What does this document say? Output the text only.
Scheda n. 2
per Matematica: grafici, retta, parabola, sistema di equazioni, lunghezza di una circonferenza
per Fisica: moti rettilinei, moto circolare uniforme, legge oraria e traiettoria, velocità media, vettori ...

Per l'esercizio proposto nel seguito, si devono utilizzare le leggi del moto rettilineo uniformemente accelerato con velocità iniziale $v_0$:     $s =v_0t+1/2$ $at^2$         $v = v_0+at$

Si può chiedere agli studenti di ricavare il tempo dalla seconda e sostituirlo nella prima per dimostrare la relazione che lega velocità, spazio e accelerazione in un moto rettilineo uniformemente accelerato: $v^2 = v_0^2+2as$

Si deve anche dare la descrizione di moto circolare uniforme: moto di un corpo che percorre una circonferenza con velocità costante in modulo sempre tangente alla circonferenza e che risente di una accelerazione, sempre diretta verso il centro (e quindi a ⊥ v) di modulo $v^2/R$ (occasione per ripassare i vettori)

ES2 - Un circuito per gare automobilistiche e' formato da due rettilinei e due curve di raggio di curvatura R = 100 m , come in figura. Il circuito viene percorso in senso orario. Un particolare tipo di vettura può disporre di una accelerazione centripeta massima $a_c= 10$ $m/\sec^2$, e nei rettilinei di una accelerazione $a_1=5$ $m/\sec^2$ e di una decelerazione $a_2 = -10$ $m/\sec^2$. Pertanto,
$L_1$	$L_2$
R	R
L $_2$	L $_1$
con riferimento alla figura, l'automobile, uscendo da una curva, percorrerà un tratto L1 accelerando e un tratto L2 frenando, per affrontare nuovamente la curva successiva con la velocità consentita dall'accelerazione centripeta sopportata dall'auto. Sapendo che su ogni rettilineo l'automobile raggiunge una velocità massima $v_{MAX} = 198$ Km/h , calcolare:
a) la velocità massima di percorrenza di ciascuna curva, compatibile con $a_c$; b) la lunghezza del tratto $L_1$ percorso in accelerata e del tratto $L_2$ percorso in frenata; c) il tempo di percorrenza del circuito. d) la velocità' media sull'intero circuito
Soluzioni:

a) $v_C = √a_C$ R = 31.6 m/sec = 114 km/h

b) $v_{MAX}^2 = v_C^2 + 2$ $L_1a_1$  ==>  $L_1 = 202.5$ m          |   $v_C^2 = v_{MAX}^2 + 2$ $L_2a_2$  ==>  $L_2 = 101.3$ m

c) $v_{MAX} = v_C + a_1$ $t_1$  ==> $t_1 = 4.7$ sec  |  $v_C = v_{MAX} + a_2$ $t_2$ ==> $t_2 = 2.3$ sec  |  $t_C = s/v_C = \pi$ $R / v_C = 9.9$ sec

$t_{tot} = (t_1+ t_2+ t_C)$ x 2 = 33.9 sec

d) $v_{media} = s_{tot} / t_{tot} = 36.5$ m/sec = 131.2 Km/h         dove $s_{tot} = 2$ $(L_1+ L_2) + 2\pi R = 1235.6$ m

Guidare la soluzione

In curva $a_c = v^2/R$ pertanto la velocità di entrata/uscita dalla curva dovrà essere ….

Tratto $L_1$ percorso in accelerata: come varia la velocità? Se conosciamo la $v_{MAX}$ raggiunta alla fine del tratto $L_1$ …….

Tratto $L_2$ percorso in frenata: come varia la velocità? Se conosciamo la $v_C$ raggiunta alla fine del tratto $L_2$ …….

Given request:
Extract the data in full. Keep it word for word.

Written answer:
What does this document say? Output the text only.
Scheda n. 2
per Matematica: grafici, retta, parabola, sistema di equazioni, lunghezza di una circonferenza
per Fisica: moti rettilinei, moto circolare uniforme, legge oraria e traiettoria, velocità media, vettori ...

Per l'esercizio proposto nel seguito, si devono utilizzare le leggi del moto rettilineo uniformemente accelerato con velocità iniziale $v_0$:     $s =v_0t+1/2$ $at^2$         $v = v_0+at$

Si può chiedere agli studenti di ricavare il tempo dalla seconda e sostituirlo nella prima per dimostrare la relazione che lega velocità, spazio e accelerazione in un moto rettilineo uniformemente accelerato: $v^2 = v_0^2+2as$

Si deve anche dare la descrizione di moto circolare uniforme: moto di un corpo che percorre una circonferenza con velocità costante in modulo sempre tangente alla circonferenza e che risente di una accelerazione, sempre diretta verso il centro (e quindi a ⊥ v) di modulo $v^2/R$ (occasione per ripassare i vettori)

ES2 - Un circuito per gare automobilistiche e' formato da due rettilinei e due curve di raggio di curvatura R = 100 m , come in figura. Il circuito viene percorso in senso orario. Un particolare tipo di vettura può disporre di una accelerazione centripeta massima $a_c= 10$ $m/\sec^2$, e nei rettilinei di una accelerazione $a_1=5$ $m/\sec^2$ e di una decelerazione $a_2 = -10$ $m/\sec^2$. Pertanto,
$L_1$	$L_2$
R	R
L $_2$	L $_1$
con riferimento alla figura, l'automobile, uscendo da una curva, percorrerà un tratto L1 accelerando e un tratto L2 frenando, per affrontare nuovamente la curva successiva con la velocità consentita dall'accelerazione centripeta sopportata dall'auto. Sapendo che su ogni rettilineo l'automobile raggiunge una velocità massima $v_{MAX} = 198$ Km/h , calcolare:
a) la velocità massima di percorrenza di ciascuna curva, compatibile con $a_c$; b) la lunghezza del tratto $L_1$ percorso in accelerata e del tratto $L_2$ percorso in frenata; c) il tempo di percorrenza del circuito. d) la velocità' media sull'intero circuito
Soluzioni:

a) $v_C = √a_C$ R = 31.6 m/sec = 114 km/h

b) $v_{MAX}^2 = v_C^2 + 2$ $L_1a_1$  ==>  $L_1 = 202.5$ m          |   $v_C^2 = v_{MAX}^2 + 2$ $L_2a_2$  ==>  $L_2 = 101.3$ m

c) $v_{MAX} = v_C + a_1$ $t_1$  ==> $t_1 = 4.7$ sec  |  $v_C = v_{MAX} + a_2$ $t_2$ ==> $t_2 = 2.3$ sec  |  $t_C = s/v_C = \pi$ $R / v_C = 9.9$ sec

$t_{tot} = (t_1+ t_2+ t_C)$ x 2 = 33.9 sec

d) $v_{media} = s_{tot} / t_{tot} = 36.5$ m/sec = 131.2 Km/h         dove $s_{tot} = 2$ $(L_1+ L_2) + 2\pi R = 1235.6$ m

Guidare la soluzione

In curva $a_c = v^2/R$ pertanto la velocità di entrata/uscita dalla curva dovrà essere ….

Tratto $L_1$ percorso in accelerata: come varia la velocità? Se conosciamo la $v_{MAX}$ raggiunta alla fine del tratto $L_1$ …….

Tratto $L_2$ percorso in frenata: come varia la velocità? Se conosciamo la $v_C$ raggiunta alla fine del tratto $L_2$ …….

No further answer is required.